[Data entries]
:::
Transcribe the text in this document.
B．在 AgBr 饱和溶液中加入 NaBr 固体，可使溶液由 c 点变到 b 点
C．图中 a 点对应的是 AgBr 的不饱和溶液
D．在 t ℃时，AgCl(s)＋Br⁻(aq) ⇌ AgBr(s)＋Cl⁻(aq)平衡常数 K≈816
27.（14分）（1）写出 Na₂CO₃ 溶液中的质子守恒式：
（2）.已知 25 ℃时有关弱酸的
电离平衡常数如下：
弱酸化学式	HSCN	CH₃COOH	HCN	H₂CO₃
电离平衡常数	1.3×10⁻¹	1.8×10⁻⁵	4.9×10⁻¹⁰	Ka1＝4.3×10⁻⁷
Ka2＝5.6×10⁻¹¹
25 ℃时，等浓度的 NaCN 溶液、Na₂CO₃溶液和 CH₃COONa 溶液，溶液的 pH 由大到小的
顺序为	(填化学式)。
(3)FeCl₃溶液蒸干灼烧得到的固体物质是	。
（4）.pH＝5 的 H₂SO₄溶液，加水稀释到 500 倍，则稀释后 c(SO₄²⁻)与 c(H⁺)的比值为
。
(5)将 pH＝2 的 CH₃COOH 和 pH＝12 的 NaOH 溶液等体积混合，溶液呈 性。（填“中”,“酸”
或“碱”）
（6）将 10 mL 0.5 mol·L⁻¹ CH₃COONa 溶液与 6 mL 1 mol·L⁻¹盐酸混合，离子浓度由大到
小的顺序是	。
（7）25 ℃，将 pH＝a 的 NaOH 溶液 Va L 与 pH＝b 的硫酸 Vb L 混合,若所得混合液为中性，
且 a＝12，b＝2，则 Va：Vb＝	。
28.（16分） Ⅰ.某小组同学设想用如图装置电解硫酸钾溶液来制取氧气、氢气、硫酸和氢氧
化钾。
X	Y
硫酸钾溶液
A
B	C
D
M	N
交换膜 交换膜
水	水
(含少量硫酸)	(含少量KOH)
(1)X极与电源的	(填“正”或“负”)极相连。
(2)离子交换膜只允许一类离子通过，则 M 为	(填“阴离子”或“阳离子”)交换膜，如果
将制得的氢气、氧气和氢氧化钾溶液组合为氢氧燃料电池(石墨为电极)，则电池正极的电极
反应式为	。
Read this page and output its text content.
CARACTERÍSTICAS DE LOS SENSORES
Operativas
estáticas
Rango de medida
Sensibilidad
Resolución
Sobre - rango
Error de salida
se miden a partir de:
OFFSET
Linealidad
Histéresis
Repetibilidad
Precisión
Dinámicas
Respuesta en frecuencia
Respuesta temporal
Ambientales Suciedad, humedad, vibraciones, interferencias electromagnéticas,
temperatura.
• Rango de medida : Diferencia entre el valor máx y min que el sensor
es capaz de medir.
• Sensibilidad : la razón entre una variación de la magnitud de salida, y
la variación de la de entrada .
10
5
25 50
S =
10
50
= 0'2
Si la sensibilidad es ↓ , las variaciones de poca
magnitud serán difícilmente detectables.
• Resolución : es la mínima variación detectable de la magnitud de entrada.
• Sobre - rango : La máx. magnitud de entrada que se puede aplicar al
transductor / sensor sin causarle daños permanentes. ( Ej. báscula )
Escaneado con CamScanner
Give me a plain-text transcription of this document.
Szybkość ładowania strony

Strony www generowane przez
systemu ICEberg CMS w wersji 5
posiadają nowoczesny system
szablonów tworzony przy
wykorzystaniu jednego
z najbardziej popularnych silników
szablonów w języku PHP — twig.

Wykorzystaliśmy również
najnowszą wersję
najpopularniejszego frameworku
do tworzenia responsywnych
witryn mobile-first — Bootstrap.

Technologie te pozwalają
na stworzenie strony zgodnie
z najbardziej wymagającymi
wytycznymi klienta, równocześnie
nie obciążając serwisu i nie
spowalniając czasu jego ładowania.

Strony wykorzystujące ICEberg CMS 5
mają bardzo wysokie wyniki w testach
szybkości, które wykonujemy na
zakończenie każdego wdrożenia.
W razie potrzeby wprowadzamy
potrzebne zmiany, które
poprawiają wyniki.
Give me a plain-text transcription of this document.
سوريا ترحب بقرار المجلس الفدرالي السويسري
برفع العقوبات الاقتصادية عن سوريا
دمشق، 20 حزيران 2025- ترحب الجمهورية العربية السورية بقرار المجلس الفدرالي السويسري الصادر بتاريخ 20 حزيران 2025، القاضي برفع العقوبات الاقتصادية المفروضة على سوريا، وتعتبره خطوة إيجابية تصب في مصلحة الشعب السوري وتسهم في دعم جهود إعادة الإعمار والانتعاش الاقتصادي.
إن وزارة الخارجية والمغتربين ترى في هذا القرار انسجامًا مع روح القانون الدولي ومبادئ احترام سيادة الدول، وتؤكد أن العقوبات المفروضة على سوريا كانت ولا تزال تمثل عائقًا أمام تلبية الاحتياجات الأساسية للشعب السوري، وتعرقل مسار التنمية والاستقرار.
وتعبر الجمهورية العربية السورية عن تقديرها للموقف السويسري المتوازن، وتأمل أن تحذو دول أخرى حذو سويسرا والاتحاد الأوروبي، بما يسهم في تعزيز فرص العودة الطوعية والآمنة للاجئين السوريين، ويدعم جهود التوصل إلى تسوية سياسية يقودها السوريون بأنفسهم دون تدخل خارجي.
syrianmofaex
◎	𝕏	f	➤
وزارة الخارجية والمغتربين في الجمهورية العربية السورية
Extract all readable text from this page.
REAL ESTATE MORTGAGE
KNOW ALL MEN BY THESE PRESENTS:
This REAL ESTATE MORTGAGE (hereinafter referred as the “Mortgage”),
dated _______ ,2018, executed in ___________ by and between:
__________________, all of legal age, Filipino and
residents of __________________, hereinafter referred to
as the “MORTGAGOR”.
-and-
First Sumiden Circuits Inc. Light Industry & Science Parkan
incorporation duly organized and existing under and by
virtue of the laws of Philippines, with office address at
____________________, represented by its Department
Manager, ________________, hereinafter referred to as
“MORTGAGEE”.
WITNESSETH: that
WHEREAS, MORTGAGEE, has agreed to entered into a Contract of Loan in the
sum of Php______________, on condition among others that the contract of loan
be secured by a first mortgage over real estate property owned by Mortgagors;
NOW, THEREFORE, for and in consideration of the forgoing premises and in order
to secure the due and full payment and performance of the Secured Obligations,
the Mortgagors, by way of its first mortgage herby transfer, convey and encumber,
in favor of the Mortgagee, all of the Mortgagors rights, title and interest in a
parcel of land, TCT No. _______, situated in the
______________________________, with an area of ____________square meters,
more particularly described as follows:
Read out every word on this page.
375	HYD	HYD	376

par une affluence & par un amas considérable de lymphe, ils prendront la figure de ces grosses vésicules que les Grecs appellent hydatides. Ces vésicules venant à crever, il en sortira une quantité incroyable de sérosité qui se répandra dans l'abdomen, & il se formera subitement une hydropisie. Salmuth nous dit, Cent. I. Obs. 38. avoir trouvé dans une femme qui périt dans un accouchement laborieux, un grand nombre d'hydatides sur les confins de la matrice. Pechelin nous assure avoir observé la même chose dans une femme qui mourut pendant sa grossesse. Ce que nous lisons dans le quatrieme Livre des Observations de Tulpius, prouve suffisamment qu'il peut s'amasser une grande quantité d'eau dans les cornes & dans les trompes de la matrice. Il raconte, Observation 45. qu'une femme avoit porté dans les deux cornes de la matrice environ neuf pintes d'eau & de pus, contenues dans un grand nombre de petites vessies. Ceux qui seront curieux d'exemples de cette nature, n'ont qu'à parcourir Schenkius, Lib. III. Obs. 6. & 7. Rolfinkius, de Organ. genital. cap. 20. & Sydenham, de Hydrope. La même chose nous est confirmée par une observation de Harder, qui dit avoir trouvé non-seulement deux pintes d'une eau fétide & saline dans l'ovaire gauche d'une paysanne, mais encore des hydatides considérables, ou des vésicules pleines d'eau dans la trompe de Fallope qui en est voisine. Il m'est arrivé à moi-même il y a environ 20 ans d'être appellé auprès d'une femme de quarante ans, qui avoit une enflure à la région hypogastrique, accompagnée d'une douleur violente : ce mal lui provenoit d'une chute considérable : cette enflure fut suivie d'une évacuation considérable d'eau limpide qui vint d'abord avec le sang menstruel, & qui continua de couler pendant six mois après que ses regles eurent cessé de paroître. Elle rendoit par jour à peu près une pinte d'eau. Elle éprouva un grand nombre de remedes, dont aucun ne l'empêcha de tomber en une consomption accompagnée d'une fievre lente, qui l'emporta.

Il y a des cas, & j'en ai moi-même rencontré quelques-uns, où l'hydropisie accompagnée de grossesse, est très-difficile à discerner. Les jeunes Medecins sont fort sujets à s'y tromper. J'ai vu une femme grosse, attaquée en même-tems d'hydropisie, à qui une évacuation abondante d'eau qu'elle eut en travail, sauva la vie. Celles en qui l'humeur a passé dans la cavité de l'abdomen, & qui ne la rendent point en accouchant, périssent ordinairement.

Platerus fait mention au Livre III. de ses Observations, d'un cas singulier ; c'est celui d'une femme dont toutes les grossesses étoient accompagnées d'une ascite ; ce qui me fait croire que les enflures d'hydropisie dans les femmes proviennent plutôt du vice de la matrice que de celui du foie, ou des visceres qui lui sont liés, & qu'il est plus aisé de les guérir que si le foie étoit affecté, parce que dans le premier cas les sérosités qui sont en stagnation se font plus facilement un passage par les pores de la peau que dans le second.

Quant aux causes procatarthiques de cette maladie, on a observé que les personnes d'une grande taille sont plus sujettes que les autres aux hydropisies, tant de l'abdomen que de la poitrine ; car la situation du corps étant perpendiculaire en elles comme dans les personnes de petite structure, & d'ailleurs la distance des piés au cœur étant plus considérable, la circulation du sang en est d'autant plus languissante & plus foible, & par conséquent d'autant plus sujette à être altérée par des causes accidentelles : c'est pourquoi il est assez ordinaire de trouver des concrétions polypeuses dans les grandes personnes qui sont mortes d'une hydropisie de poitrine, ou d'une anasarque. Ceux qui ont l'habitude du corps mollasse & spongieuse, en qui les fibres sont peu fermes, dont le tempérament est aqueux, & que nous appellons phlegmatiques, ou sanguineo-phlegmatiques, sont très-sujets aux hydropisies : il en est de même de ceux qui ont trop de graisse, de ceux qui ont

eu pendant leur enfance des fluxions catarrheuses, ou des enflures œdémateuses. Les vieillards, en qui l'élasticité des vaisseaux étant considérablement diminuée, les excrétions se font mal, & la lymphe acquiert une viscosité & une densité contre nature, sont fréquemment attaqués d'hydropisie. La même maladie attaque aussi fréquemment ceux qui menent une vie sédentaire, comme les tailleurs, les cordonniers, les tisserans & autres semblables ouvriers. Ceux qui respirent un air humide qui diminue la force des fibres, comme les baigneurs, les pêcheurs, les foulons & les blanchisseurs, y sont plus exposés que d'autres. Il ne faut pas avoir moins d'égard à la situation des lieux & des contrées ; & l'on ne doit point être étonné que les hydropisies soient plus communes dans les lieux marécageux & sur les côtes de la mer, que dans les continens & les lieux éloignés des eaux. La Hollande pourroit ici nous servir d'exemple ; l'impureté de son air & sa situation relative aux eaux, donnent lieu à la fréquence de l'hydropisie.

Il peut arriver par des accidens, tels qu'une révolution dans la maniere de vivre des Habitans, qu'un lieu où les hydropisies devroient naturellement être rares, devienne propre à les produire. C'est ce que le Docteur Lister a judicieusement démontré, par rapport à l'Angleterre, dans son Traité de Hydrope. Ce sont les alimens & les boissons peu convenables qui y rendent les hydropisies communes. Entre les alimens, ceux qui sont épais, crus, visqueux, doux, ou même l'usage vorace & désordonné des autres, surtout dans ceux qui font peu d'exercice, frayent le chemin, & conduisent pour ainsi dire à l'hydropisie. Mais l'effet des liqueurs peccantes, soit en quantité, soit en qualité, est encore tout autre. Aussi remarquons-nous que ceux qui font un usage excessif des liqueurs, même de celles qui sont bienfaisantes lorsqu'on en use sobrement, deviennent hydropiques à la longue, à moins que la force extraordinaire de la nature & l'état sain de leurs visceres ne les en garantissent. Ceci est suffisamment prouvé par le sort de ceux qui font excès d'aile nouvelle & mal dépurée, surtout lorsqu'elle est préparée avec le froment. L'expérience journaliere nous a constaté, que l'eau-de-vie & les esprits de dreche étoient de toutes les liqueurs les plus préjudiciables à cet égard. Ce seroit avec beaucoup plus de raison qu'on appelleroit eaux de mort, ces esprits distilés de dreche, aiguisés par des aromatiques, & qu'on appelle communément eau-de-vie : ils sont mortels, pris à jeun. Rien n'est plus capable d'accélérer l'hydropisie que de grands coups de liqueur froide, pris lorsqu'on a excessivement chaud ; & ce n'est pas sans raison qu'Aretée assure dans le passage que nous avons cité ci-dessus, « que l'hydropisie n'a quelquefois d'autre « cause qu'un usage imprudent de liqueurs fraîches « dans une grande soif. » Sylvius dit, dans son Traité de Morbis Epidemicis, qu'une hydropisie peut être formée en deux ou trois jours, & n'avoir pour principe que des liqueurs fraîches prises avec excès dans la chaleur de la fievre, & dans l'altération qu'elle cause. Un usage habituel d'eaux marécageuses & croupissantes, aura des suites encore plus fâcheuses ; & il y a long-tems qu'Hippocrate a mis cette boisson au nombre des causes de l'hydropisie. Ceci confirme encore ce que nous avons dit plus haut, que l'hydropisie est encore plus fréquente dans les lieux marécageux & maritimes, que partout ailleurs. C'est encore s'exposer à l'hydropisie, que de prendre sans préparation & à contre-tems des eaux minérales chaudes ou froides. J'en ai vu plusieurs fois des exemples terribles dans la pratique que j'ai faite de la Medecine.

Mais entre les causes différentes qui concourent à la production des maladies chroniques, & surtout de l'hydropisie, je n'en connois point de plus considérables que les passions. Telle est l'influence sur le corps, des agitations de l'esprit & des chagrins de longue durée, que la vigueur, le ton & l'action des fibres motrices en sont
:::
» Work instructions:
Where does the word "comme" appear? Return each line that holds it.

» Result of this exercise:
Quant aux causes procatarthiques de cette maladie, on a observé que les personnes d'une grande taille sont plus sujettes que les autres aux hydropisies, tant de l'abdomen que de la poitrine ; car la situation du corps étant perpendiculaire en elles comme dans les personnes de petite structure, & d'ailleurs la distance des piés au cœur étant plus considérable, la circulation du sang en est d'autant plus languissante & plus foible, & par conséquent d'autant plus sujette à être altérée par des causes accidentelles : c'est pourquoi il est assez ordinaire de trouver des concrétions polypeuses dans les grandes personnes qui sont mortes d'une hydropisie de poitrine, ou d'une anasarque. Ceux qui ont l'habitude du corps mollasse & spongieuse, en qui les fibres sont peu fermes, dont le tempérament est aqueux, & que nous appellons phlegmatiques, ou sanguineo-phlegmatiques, sont très-sujets aux hydropisies : il en est de même de ceux qui ont trop de graisse, de ceux qui ont
eu pendant leur enfance des fluxions catarrheuses, ou des enflures œdémateuses. Les vieillards, en qui l'élasticité des vaisseaux étant considérablement diminuée, les excrétions se font mal, & la lymphe acquiert une viscosité & une densité contre nature, sont fréquemment attaqués d'hydropisie. La même maladie attaque aussi fréquemment ceux qui menent une vie sédentaire, comme les tailleurs, les cordonniers, les tisserans & autres semblables ouvriers. Ceux qui respirent un air humide qui diminue la force des fibres, comme les baigneurs, les pêcheurs, les foulons & les blanchisseurs, y sont plus exposés que d'autres. Il ne faut pas avoir moins d'égard à la situation des lieux & des contrées ; & l'on ne doit point être étonné que les hydropisies soient plus communes dans les lieux marécageux & sur les côtes de la mer, que dans les continens & les lieux éloignés des eaux. La Hollande pourroit ici nous servir d'exemple ; l'impureté de son air & sa situation relative aux eaux, donnent lieu à la fréquence de l'hydropisie.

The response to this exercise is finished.